## [Stated problem]
Lines containing the string "text" are to be counted; report only how many there are.

▬▬▬▬▬▬▬▬▬▬

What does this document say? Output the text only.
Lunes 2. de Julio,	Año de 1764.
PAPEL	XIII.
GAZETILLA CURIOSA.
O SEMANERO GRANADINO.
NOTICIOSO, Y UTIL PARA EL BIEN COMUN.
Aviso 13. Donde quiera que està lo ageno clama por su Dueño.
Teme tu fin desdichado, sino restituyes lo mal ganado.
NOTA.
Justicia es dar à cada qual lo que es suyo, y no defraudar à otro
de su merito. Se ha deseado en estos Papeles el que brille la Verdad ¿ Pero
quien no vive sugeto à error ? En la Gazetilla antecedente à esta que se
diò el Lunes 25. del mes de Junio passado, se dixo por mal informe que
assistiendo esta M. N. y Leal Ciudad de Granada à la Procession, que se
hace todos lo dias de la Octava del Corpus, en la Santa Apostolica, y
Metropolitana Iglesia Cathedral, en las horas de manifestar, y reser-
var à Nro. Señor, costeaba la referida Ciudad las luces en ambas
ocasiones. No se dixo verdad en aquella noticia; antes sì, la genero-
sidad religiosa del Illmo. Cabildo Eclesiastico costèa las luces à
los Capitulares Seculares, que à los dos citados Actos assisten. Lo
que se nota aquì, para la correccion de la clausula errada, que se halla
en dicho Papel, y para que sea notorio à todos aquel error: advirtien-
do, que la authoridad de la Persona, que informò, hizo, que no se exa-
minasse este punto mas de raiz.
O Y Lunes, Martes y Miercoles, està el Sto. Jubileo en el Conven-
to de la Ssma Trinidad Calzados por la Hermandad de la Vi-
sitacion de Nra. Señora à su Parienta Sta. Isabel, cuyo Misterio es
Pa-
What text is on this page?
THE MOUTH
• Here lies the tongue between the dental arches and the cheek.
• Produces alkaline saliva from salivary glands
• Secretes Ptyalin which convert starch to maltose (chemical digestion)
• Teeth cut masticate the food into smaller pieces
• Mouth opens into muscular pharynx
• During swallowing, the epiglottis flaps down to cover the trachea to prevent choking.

▬▬▬▬▬▬▬▬▬▬

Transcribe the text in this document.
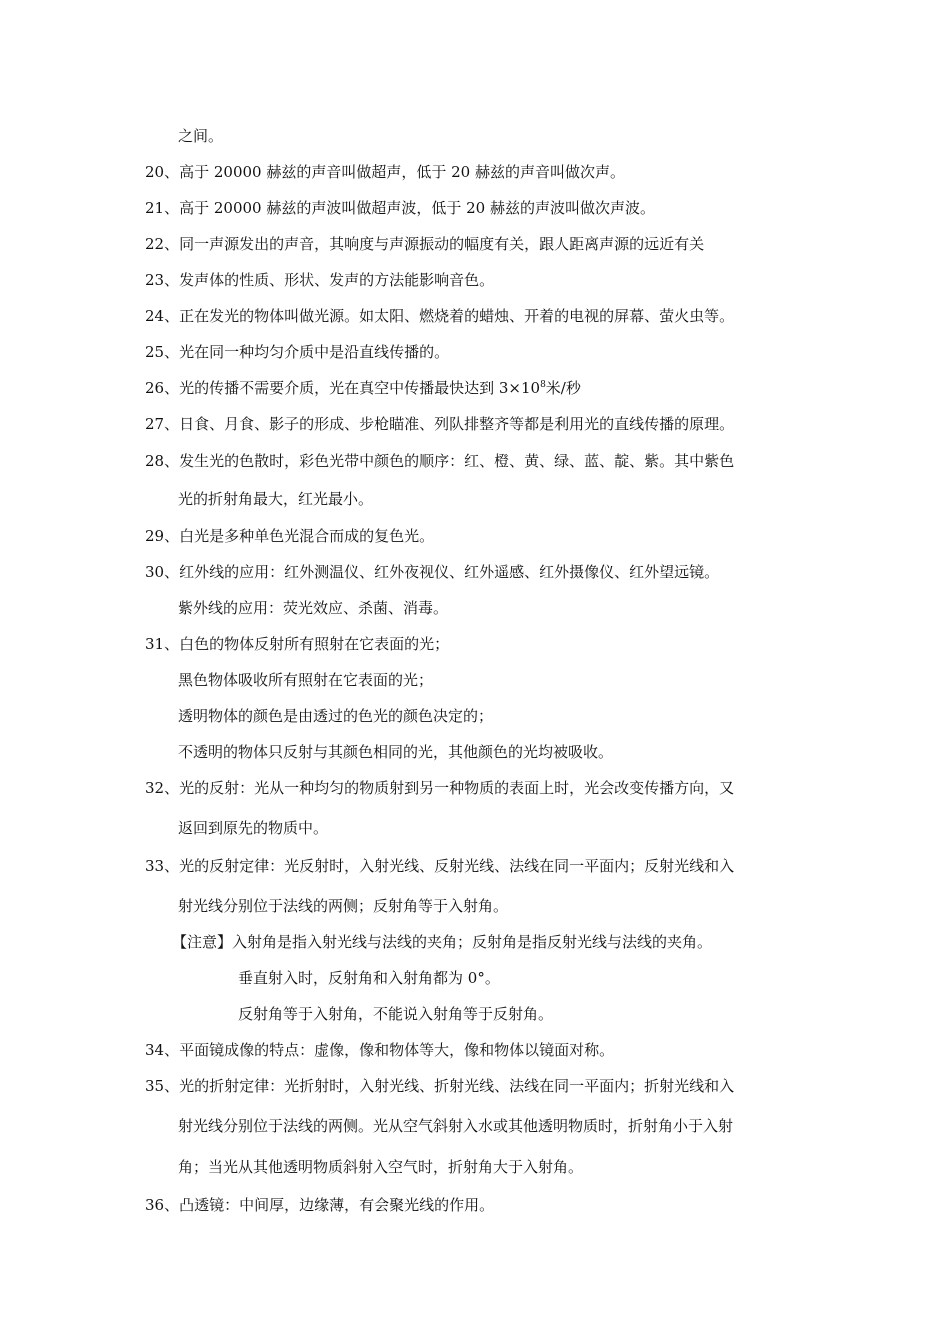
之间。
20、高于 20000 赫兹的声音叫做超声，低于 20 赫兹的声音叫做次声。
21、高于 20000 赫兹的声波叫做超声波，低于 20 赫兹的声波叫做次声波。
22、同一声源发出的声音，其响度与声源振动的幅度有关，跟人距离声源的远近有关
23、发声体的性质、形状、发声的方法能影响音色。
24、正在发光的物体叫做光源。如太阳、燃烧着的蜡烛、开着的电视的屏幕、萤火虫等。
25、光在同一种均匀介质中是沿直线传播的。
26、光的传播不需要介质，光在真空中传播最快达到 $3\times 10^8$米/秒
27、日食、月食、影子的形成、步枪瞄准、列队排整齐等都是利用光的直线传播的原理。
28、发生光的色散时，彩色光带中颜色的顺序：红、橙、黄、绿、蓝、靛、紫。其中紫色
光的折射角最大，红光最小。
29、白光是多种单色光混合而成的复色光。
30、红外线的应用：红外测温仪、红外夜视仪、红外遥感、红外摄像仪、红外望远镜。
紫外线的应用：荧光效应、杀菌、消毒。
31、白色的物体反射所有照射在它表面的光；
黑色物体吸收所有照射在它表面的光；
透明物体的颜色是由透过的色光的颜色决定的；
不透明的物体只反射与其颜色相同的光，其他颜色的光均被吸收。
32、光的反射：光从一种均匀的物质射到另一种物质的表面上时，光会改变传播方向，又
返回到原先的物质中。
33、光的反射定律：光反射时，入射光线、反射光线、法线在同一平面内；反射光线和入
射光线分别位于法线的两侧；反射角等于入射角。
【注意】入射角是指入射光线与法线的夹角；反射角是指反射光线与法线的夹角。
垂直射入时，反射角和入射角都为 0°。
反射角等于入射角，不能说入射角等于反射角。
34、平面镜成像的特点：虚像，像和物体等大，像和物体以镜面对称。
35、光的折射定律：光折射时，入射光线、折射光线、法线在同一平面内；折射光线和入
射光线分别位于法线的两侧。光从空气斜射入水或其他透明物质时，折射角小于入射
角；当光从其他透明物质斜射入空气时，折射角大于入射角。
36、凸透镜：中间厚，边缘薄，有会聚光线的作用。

▬▬▬▬▬▬▬▬▬▬

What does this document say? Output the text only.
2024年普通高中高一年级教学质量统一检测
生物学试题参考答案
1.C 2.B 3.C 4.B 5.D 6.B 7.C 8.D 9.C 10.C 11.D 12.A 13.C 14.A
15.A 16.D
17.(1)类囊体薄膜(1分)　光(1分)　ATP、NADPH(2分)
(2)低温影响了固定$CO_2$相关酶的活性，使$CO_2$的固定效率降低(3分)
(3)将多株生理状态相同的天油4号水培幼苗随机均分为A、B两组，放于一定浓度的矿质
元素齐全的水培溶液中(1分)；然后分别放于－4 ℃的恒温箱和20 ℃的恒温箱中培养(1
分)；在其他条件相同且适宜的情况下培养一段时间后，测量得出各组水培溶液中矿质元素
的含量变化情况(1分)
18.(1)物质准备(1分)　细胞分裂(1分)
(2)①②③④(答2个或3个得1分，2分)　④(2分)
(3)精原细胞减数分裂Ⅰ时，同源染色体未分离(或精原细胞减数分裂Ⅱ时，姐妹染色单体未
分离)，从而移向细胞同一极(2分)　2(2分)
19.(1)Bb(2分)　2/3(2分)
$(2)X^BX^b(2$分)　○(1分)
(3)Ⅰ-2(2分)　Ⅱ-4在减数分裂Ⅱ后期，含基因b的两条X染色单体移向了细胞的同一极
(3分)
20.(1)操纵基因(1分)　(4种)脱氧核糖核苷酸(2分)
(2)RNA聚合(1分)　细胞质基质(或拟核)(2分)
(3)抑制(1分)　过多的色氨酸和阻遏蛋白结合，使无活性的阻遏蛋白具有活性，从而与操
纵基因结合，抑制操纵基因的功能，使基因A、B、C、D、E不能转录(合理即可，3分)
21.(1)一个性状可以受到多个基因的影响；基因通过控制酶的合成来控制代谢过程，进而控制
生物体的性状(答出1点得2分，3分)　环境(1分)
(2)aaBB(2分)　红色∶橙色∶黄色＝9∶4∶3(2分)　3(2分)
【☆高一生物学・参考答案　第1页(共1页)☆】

▬▬▬▬▬▬▬▬▬▬

## [Problem solution]
4